Task.
Report the number of lines where the string "minutes" occurs, and write nothing else.

::::

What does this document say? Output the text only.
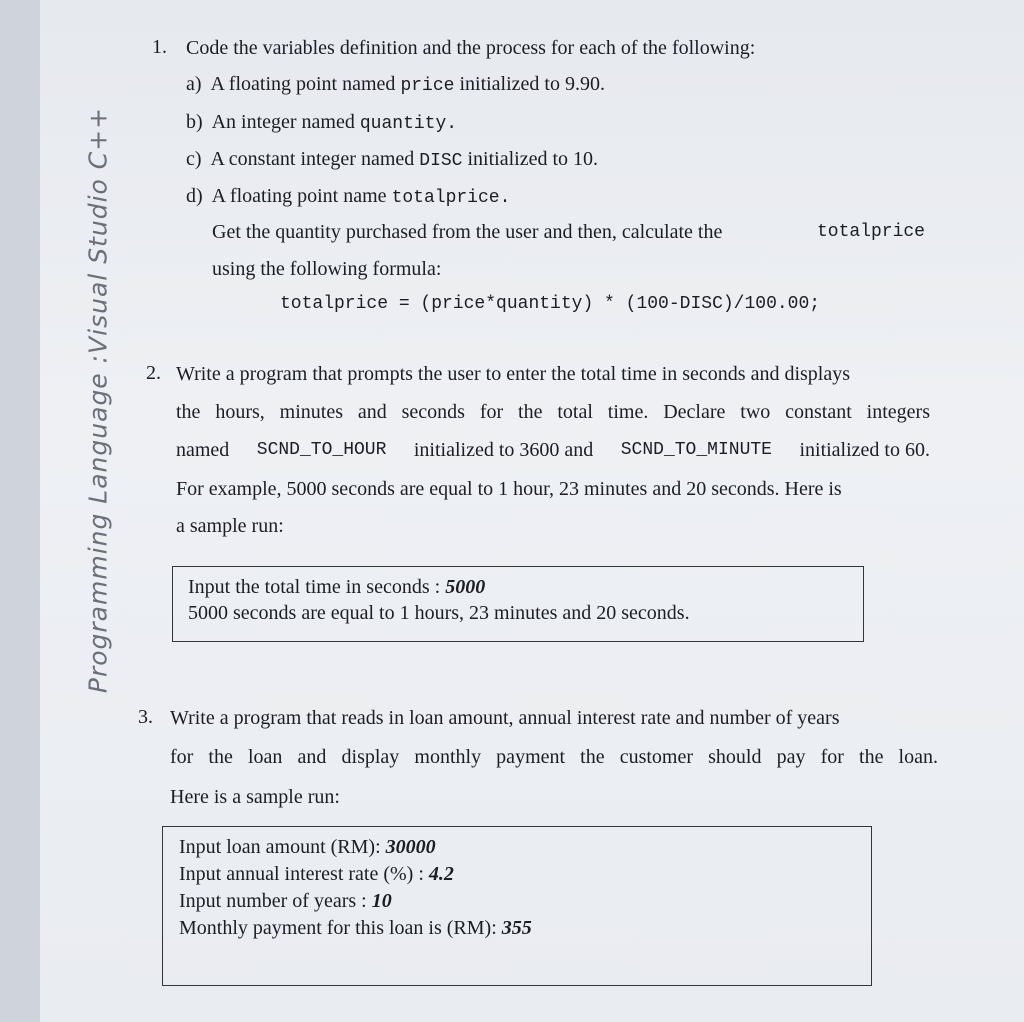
Programming Language :Visual Studio C++
1. Code the variables definition and the process for each of the following:
a) A floating point named price initialized to 9.90.
b) An integer named quantity.
c) A constant integer named DISC initialized to 10.
d) A floating point name totalprice.
Get the quantity purchased from the user and then, calculate the	totalprice
using the following formula:
totalprice = (price*quantity) * (100-DISC)/100.00;
2. Write a program that prompts the user to enter the total time in seconds and displays
the hours, minutes and seconds for the total time. Declare two constant integers
named SCND_TO_HOUR initialized to 3600 and SCND_TO_MINUTE initialized to 60.
For example, 5000 seconds are equal to 1 hour, 23 minutes and 20 seconds. Here is
a sample run:
Input the total time in seconds : 5000
5000 seconds are equal to 1 hours, 23 minutes and 20 seconds.
3. Write a program that reads in loan amount, annual interest rate and number of years
for the loan and display monthly payment the customer should pay for the loan.
Here is a sample run:
Input loan amount (RM): 30000
Input annual interest rate (%) : 4.2
Input number of years : 10
Monthly payment for this loan is (RM): 355
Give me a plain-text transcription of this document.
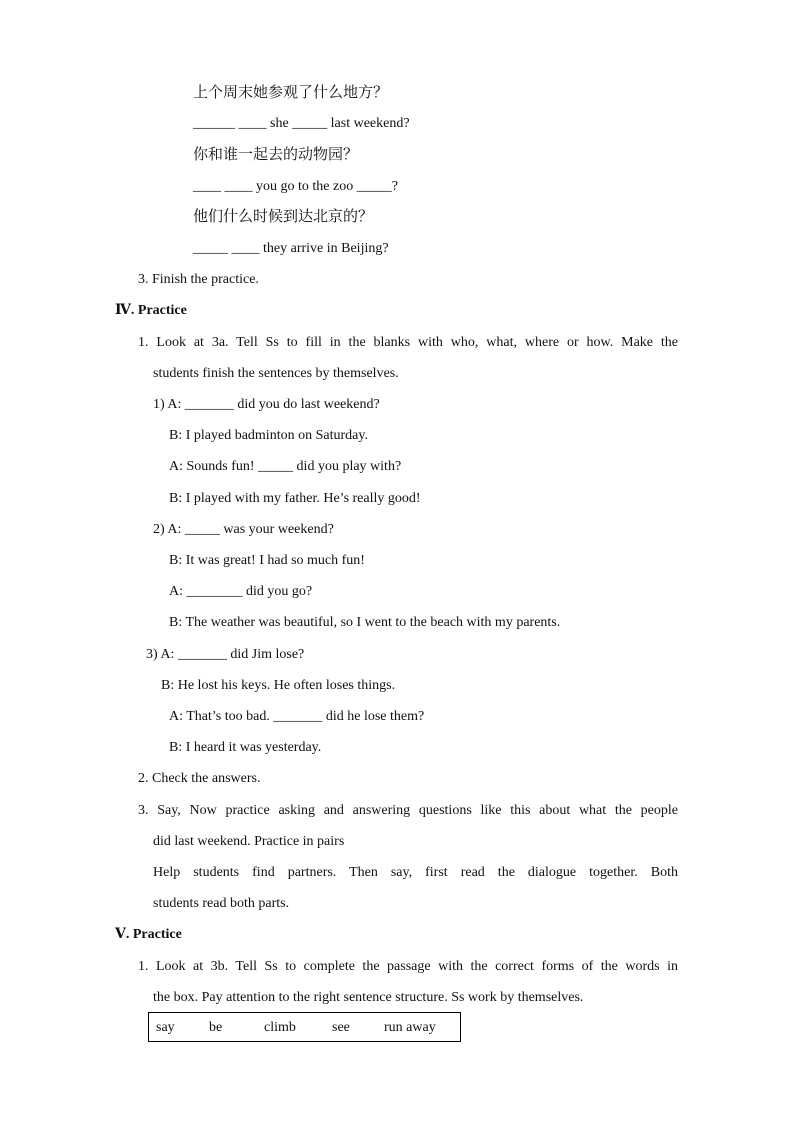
上个周末她参观了什么地方？
______ ____ she _____ last weekend?
你和谁一起去的动物园？
____ ____ you go to the zoo _____?
他们什么时候到达北京的？
_____ ____ they arrive in Beijing?
3. Finish the practice.
Ⅳ. Practice
1. Look at 3a. Tell Ss to fill in the blanks with who, what, where or how. Make the
students finish the sentences by themselves.
1) A: _______ did you do last weekend?
B: I played badminton on Saturday.
A: Sounds fun! _____ did you play with?
B: I played with my father. He’s really good!
2) A: _____ was your weekend?
B: It was great! I had so much fun!
A: ________ did you go?
B: The weather was beautiful, so I went to the beach with my parents.
3) A: _______ did Jim lose?
B: He lost his keys. He often loses things.
A: That’s too bad. _______ did he lose them?
B: I heard it was yesterday.
2. Check the answers.
3. Say, Now practice asking and answering questions like this about what the people
did last weekend. Practice in pairs
Help students find partners. Then say, first read the dialogue together. Both
students read both parts.
Ⅴ. Practice
1. Look at 3b. Tell Ss to complete the passage with the correct forms of the words in
the box. Pay attention to the right sentence structure. Ss work by themselves.
say be	climb	see run away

::::

Solution.
3